(Figure data in JSON)
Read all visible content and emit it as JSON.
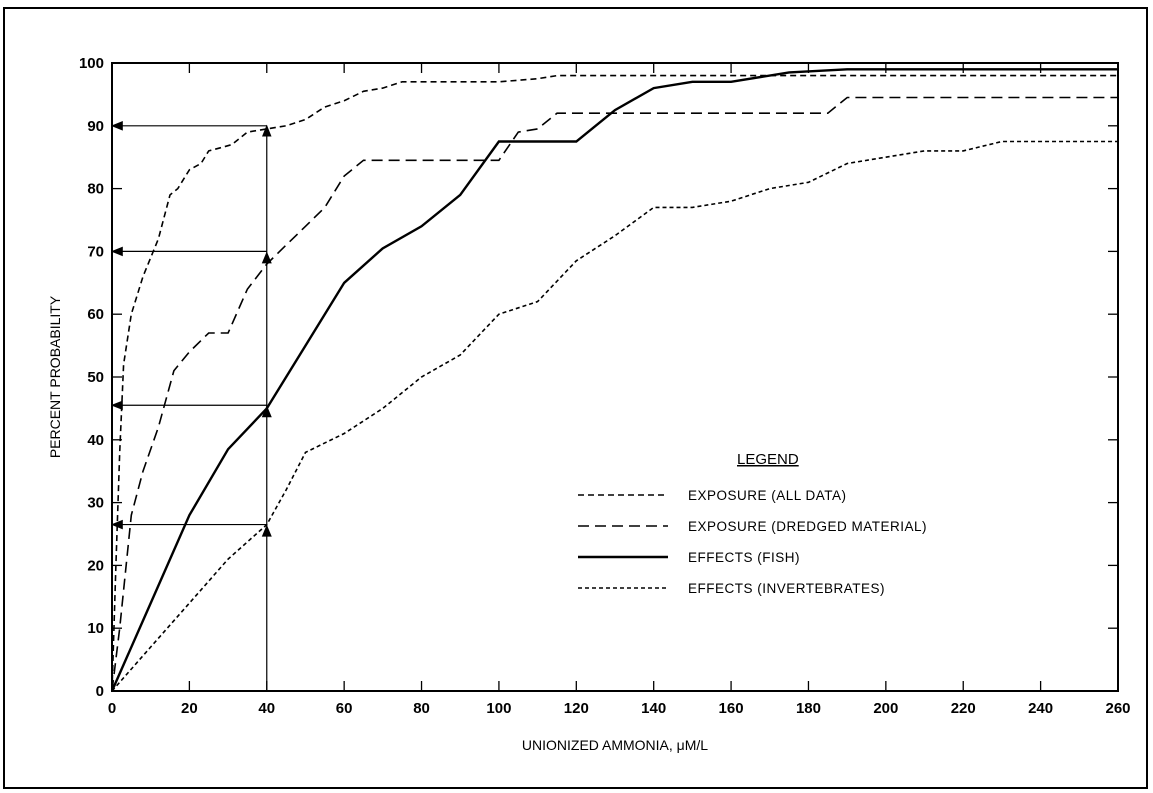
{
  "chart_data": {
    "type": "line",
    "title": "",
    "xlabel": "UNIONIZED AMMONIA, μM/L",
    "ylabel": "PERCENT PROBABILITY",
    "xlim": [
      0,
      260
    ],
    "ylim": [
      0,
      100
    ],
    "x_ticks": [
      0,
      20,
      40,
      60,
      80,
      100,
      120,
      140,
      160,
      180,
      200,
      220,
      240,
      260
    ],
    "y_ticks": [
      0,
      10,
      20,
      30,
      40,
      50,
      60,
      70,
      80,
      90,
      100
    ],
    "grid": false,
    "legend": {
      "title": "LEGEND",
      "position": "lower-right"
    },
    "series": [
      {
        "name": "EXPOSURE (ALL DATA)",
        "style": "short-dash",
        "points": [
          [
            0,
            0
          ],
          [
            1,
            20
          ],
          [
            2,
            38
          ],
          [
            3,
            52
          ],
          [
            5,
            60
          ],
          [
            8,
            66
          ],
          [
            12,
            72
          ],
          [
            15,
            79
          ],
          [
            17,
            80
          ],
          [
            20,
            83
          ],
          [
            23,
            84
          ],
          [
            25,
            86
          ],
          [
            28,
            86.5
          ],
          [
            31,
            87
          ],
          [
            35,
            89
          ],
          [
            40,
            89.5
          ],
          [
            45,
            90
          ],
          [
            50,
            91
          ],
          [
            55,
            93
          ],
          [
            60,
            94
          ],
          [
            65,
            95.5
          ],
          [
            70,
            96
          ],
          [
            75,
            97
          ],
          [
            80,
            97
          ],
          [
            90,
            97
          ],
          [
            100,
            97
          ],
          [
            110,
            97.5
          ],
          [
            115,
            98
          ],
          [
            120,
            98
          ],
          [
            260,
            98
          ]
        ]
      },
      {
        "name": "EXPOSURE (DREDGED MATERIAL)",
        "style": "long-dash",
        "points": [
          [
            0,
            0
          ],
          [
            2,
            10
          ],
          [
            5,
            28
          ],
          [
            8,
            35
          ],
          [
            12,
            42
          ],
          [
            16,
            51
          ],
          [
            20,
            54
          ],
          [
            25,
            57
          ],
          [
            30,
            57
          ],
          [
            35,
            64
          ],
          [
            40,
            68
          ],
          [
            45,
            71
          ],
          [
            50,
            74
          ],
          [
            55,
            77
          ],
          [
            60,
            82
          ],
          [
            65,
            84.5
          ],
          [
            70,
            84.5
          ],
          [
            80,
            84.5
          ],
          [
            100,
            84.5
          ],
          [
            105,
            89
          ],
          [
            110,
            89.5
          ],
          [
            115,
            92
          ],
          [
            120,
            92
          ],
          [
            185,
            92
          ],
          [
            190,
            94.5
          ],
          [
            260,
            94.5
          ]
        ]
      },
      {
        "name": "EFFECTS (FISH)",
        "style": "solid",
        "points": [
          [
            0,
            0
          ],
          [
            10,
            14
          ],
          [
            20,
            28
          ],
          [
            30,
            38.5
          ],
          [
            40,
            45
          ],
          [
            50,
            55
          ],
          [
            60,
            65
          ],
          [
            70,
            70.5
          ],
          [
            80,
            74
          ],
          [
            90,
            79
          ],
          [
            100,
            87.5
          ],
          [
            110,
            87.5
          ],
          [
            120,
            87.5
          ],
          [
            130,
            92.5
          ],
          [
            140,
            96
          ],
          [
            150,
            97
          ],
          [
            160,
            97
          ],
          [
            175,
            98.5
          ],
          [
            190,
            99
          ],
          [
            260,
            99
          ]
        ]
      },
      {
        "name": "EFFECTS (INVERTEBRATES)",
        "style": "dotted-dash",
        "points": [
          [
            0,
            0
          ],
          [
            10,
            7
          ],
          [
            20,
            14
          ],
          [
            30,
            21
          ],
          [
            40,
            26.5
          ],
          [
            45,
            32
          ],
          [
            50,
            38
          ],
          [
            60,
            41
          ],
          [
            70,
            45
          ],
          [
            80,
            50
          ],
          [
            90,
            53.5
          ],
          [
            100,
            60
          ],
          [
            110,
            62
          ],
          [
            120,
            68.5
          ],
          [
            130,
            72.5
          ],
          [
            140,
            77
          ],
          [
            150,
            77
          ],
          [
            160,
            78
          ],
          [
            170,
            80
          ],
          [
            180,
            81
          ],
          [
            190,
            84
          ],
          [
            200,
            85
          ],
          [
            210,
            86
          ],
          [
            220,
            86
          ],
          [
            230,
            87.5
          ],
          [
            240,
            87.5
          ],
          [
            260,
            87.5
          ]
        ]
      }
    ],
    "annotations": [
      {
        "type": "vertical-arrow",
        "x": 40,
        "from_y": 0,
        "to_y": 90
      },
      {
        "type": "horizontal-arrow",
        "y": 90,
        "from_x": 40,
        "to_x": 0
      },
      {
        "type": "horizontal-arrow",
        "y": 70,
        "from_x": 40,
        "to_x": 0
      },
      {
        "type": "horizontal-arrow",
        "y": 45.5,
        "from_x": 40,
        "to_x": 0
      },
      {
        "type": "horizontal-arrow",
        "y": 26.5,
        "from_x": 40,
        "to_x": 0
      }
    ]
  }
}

== Task objective ==
Pictures are excluded; output everything else in the data verbatim.

== Result of this exercise ==
Read all visible content and emit it as JSON.
{
  "chart_data": {
    "type": "line",
    "title": "",
    "xlabel": "UNIONIZED AMMONIA, μM/L",
    "ylabel": "PERCENT PROBABILITY",
    "xlim": [
      0,
      260
    ],
    "ylim": [
      0,
      100
    ],
    "x_ticks": [
      0,
      20,
      40,
      60,
      80,
      100,
      120,
      140,
      160,
      180,
      200,
      220,
      240,
      260
    ],
    "y_ticks": [
      0,
      10,
      20,
      30,
      40,
      50,
      60,
      70,
      80,
      90,
      100
    ],
    "grid": false,
    "legend": {
      "title": "LEGEND",
      "position": "lower-right"
    },
    "series": [
      {
        "name": "EXPOSURE (ALL DATA)",
        "style": "short-dash",
        "points": [
          [
            0,
            0
          ],
          [
            1,
            20
          ],
          [
            2,
            38
          ],
          [
            3,
            52
          ],
          [
            5,
            60
          ],
          [
            8,
            66
          ],
          [
            12,
            72
          ],
          [
            15,
            79
          ],
          [
            17,
            80
          ],
          [
            20,
            83
          ],
          [
            23,
            84
          ],
          [
            25,
            86
          ],
          [
            28,
            86.5
          ],
          [
            31,
            87
          ],
          [
            35,
            89
          ],
          [
            40,
            89.5
          ],
          [
            45,
            90
          ],
          [
            50,
            91
          ],
          [
            55,
            93
          ],
          [
            60,
            94
          ],
          [
            65,
            95.5
          ],
          [
            70,
            96
          ],
          [
            75,
            97
          ],
          [
            80,
            97
          ],
          [
            90,
            97
          ],
          [
            100,
            97
          ],
          [
            110,
            97.5
          ],
          [
            115,
            98
          ],
          [
            120,
            98
          ],
          [
            260,
            98
          ]
        ]
      },
      {
        "name": "EXPOSURE (DREDGED MATERIAL)",
        "style": "long-dash",
        "points": [
          [
            0,
            0
          ],
          [
            2,
            10
          ],
          [
            5,
            28
          ],
          [
            8,
            35
          ],
          [
            12,
            42
          ],
          [
            16,
            51
          ],
          [
            20,
            54
          ],
          [
            25,
            57
          ],
          [
            30,
            57
          ],
          [
            35,
            64
          ],
          [
            40,
            68
          ],
          [
            45,
            71
          ],
          [
            50,
            74
          ],
          [
            55,
            77
          ],
          [
            60,
            82
          ],
          [
            65,
            84.5
          ],
          [
            70,
            84.5
          ],
          [
            80,
            84.5
          ],
          [
            100,
            84.5
          ],
          [
            105,
            89
          ],
          [
            110,
            89.5
          ],
          [
            115,
            92
          ],
          [
            120,
            92
          ],
          [
            185,
            92
          ],
          [
            190,
            94.5
          ],
          [
            260,
            94.5
          ]
        ]
      },
      {
        "name": "EFFECTS (FISH)",
        "style": "solid",
        "points": [
          [
            0,
            0
          ],
          [
            10,
            14
          ],
          [
            20,
            28
          ],
          [
            30,
            38.5
          ],
          [
            40,
            45
          ],
          [
            50,
            55
          ],
          [
            60,
            65
          ],
          [
            70,
            70.5
          ],
          [
            80,
            74
          ],
          [
            90,
            79
          ],
          [
            100,
            87.5
          ],
          [
            110,
            87.5
          ],
          [
            120,
            87.5
          ],
          [
            130,
            92.5
          ],
          [
            140,
            96
          ],
          [
            150,
            97
          ],
          [
            160,
            97
          ],
          [
            175,
            98.5
          ],
          [
            190,
            99
          ],
          [
            260,
            99
          ]
        ]
      },
      {
        "name": "EFFECTS (INVERTEBRATES)",
        "style": "dotted-dash",
        "points": [
          [
            0,
            0
          ],
          [
            10,
            7
          ],
          [
            20,
            14
          ],
          [
            30,
            21
          ],
          [
            40,
            26.5
          ],
          [
            45,
            32
          ],
          [
            50,
            38
          ],
          [
            60,
            41
          ],
          [
            70,
            45
          ],
          [
            80,
            50
          ],
          [
            90,
            53.5
          ],
          [
            100,
            60
          ],
          [
            110,
            62
          ],
          [
            120,
            68.5
          ],
          [
            130,
            72.5
          ],
          [
            140,
            77
          ],
          [
            150,
            77
          ],
          [
            160,
            78
          ],
          [
            170,
            80
          ],
          [
            180,
            81
          ],
          [
            190,
            84
          ],
          [
            200,
            85
          ],
          [
            210,
            86
          ],
          [
            220,
            86
          ],
          [
            230,
            87.5
          ],
          [
            240,
            87.5
          ],
          [
            260,
            87.5
          ]
        ]
      }
    ],
    "annotations": [
      {
        "type": "vertical-arrow",
        "x": 40,
        "from_y": 0,
        "to_y": 90
      },
      {
        "type": "horizontal-arrow",
        "y": 90,
        "from_x": 40,
        "to_x": 0
      },
      {
        "type": "horizontal-arrow",
        "y": 70,
        "from_x": 40,
        "to_x": 0
      },
      {
        "type": "horizontal-arrow",
        "y": 45.5,
        "from_x": 40,
        "to_x": 0
      },
      {
        "type": "horizontal-arrow",
        "y": 26.5,
        "from_x": 40,
        "to_x": 0
      }
    ]
  }
}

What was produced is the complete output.